[Data records]
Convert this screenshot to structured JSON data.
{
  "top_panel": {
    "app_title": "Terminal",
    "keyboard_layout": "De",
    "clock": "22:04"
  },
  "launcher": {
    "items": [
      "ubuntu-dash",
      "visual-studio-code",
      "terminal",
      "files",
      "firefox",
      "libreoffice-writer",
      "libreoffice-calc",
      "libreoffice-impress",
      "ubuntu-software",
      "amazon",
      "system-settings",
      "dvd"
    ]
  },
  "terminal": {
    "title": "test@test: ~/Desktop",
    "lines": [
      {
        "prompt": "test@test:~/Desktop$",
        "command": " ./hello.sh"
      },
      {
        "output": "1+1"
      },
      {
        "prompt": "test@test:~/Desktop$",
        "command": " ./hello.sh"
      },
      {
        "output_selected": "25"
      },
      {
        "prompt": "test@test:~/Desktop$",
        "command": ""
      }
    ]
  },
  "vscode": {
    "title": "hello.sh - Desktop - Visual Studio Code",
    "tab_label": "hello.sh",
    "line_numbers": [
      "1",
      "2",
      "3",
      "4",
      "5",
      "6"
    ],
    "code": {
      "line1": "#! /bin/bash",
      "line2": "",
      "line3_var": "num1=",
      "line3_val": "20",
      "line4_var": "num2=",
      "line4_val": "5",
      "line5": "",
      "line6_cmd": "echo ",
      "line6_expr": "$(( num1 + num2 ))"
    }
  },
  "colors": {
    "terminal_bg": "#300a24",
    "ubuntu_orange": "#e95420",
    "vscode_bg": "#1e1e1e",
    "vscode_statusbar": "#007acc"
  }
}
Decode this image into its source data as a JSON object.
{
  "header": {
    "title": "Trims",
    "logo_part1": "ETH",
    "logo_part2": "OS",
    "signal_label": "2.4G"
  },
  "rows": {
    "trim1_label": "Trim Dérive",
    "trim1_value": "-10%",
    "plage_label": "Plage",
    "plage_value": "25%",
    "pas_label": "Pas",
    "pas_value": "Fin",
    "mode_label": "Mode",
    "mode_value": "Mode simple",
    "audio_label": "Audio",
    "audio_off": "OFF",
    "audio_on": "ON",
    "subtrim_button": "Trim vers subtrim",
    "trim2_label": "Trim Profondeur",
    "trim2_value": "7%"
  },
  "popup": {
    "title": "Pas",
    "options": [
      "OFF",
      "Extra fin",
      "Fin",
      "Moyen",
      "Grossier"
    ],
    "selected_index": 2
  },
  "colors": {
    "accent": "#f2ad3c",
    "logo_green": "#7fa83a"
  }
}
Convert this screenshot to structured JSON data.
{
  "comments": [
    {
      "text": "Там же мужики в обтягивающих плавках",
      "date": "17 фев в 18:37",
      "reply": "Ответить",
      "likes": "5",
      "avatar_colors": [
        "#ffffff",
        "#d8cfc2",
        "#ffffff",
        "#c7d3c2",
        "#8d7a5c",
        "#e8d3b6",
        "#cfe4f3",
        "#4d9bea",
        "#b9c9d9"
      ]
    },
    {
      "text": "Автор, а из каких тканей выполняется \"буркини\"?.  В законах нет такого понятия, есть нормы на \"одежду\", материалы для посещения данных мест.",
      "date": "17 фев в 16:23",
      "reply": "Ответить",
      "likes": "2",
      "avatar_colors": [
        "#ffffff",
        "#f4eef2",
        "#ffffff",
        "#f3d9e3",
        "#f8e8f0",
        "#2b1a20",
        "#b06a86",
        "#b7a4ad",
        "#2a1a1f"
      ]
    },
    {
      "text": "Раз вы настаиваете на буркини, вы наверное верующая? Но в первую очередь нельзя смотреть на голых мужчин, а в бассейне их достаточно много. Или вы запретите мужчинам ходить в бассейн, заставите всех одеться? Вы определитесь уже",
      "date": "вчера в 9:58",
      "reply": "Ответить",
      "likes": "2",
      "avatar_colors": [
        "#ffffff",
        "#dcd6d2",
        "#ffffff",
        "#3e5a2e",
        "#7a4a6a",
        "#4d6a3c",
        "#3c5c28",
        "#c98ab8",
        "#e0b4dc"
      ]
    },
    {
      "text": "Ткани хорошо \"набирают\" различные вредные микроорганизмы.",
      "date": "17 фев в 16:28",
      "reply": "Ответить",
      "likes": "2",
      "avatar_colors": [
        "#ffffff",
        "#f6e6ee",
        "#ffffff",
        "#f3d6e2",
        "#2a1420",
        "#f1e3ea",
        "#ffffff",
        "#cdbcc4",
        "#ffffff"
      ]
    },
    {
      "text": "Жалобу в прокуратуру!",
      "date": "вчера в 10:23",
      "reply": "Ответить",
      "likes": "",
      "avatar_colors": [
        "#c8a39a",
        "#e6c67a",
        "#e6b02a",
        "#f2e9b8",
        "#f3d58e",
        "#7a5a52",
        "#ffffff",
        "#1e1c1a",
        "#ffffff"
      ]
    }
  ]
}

**Instructions to follow**
Copy out every line of the data above, exactly as given.

**Written response**
Convert this screenshot to structured JSON data.
{
  "top_panel": {
    "app_title": "Terminal",
    "keyboard_layout": "De",
    "clock": "22:04"
  },
  "launcher": {
    "items": [
      "ubuntu-dash",
      "visual-studio-code",
      "terminal",
      "files",
      "firefox",
      "libreoffice-writer",
      "libreoffice-calc",
      "libreoffice-impress",
      "ubuntu-software",
      "amazon",
      "system-settings",
      "dvd"
    ]
  },
  "terminal": {
    "title": "test@test: ~/Desktop",
    "lines": [
      {
        "prompt": "test@test:~/Desktop$",
        "command": " ./hello.sh"
      },
      {
        "output": "1+1"
      },
      {
        "prompt": "test@test:~/Desktop$",
        "command": " ./hello.sh"
      },
      {
        "output_selected": "25"
      },
      {
        "prompt": "test@test:~/Desktop$",
        "command": ""
      }
    ]
  },
  "vscode": {
    "title": "hello.sh - Desktop - Visual Studio Code",
    "tab_label": "hello.sh",
    "line_numbers": [
      "1",
      "2",
      "3",
      "4",
      "5",
      "6"
    ],
    "code": {
      "line1": "#! /bin/bash",
      "line2": "",
      "line3_var": "num1=",
      "line3_val": "20",
      "line4_var": "num2=",
      "line4_val": "5",
      "line5": "",
      "line6_cmd": "echo ",
      "line6_expr": "$(( num1 + num2 ))"
    }
  },
  "colors": {
    "terminal_bg": "#300a24",
    "ubuntu_orange": "#e95420",
    "vscode_bg": "#1e1e1e",
    "vscode_statusbar": "#007acc"
  }
}
Decode this image into its source data as a JSON object.
{
  "header": {
    "title": "Trims",
    "logo_part1": "ETH",
    "logo_part2": "OS",
    "signal_label": "2.4G"
  },
  "rows": {
    "trim1_label": "Trim Dérive",
    "trim1_value": "-10%",
    "plage_label": "Plage",
    "plage_value": "25%",
    "pas_label": "Pas",
    "pas_value": "Fin",
    "mode_label": "Mode",
    "mode_value": "Mode simple",
    "audio_label": "Audio",
    "audio_off": "OFF",
    "audio_on": "ON",
    "subtrim_button": "Trim vers subtrim",
    "trim2_label": "Trim Profondeur",
    "trim2_value": "7%"
  },
  "popup": {
    "title": "Pas",
    "options": [
      "OFF",
      "Extra fin",
      "Fin",
      "Moyen",
      "Grossier"
    ],
    "selected_index": 2
  },
  "colors": {
    "accent": "#f2ad3c",
    "logo_green": "#7fa83a"
  }
}
Convert this screenshot to structured JSON data.
{
  "comments": [
    {
      "text": "Там же мужики в обтягивающих плавках",
      "date": "17 фев в 18:37",
      "reply": "Ответить",
      "likes": "5",
      "avatar_colors": [
        "#ffffff",
        "#d8cfc2",
        "#ffffff",
        "#c7d3c2",
        "#8d7a5c",
        "#e8d3b6",
        "#cfe4f3",
        "#4d9bea",
        "#b9c9d9"
      ]
    },
    {
      "text": "Автор, а из каких тканей выполняется \"буркини\"?.  В законах нет такого понятия, есть нормы на \"одежду\", материалы для посещения данных мест.",
      "date": "17 фев в 16:23",
      "reply": "Ответить",
      "likes": "2",
      "avatar_colors": [
        "#ffffff",
        "#f4eef2",
        "#ffffff",
        "#f3d9e3",
        "#f8e8f0",
        "#2b1a20",
        "#b06a86",
        "#b7a4ad",
        "#2a1a1f"
      ]
    },
    {
      "text": "Раз вы настаиваете на буркини, вы наверное верующая? Но в первую очередь нельзя смотреть на голых мужчин, а в бассейне их достаточно много. Или вы запретите мужчинам ходить в бассейн, заставите всех одеться? Вы определитесь уже",
      "date": "вчера в 9:58",
      "reply": "Ответить",
      "likes": "2",
      "avatar_colors": [
        "#ffffff",
        "#dcd6d2",
        "#ffffff",
        "#3e5a2e",
        "#7a4a6a",
        "#4d6a3c",
        "#3c5c28",
        "#c98ab8",
        "#e0b4dc"
      ]
    },
    {
      "text": "Ткани хорошо \"набирают\" различные вредные микроорганизмы.",
      "date": "17 фев в 16:28",
      "reply": "Ответить",
      "likes": "2",
      "avatar_colors": [
        "#ffffff",
        "#f6e6ee",
        "#ffffff",
        "#f3d6e2",
        "#2a1420",
        "#f1e3ea",
        "#ffffff",
        "#cdbcc4",
        "#ffffff"
      ]
    },
    {
      "text": "Жалобу в прокуратуру!",
      "date": "вчера в 10:23",
      "reply": "Ответить",
      "likes": "",
      "avatar_colors": [
        "#c8a39a",
        "#e6c67a",
        "#e6b02a",
        "#f2e9b8",
        "#f3d58e",
        "#7a5a52",
        "#ffffff",
        "#1e1c1a",
        "#ffffff"
      ]
    }
  ]
}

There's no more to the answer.